* Job: Every entry below must be repeated exactly; skip the pictures.

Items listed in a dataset
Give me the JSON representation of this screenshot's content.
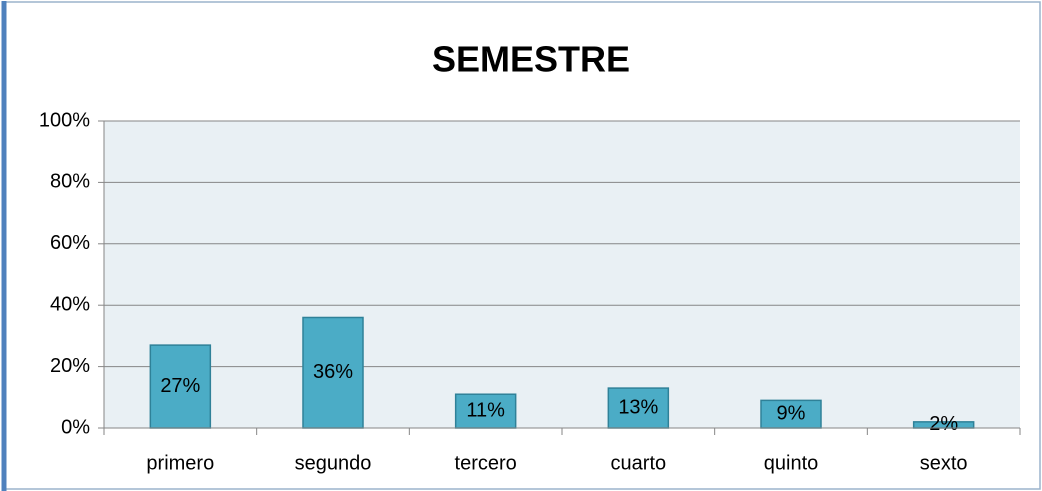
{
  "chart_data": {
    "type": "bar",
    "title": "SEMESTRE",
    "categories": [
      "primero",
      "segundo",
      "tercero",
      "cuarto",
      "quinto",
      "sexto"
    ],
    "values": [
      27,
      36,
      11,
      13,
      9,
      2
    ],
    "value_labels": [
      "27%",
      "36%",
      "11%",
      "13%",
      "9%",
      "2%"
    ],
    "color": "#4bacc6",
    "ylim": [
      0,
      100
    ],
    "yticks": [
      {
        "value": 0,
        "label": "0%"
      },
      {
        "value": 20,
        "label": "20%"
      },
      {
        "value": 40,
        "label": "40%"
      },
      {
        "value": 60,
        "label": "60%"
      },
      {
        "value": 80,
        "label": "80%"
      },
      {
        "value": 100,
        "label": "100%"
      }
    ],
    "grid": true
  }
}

* Answer for the task:
Give me the JSON representation of this screenshot's content.
{
  "chart_data": {
    "type": "bar",
    "title": "SEMESTRE",
    "categories": [
      "primero",
      "segundo",
      "tercero",
      "cuarto",
      "quinto",
      "sexto"
    ],
    "values": [
      27,
      36,
      11,
      13,
      9,
      2
    ],
    "value_labels": [
      "27%",
      "36%",
      "11%",
      "13%",
      "9%",
      "2%"
    ],
    "color": "#4bacc6",
    "ylim": [
      0,
      100
    ],
    "yticks": [
      {
        "value": 0,
        "label": "0%"
      },
      {
        "value": 20,
        "label": "20%"
      },
      {
        "value": 40,
        "label": "40%"
      },
      {
        "value": 60,
        "label": "60%"
      },
      {
        "value": 80,
        "label": "80%"
      },
      {
        "value": 100,
        "label": "100%"
      }
    ],
    "grid": true
  }
}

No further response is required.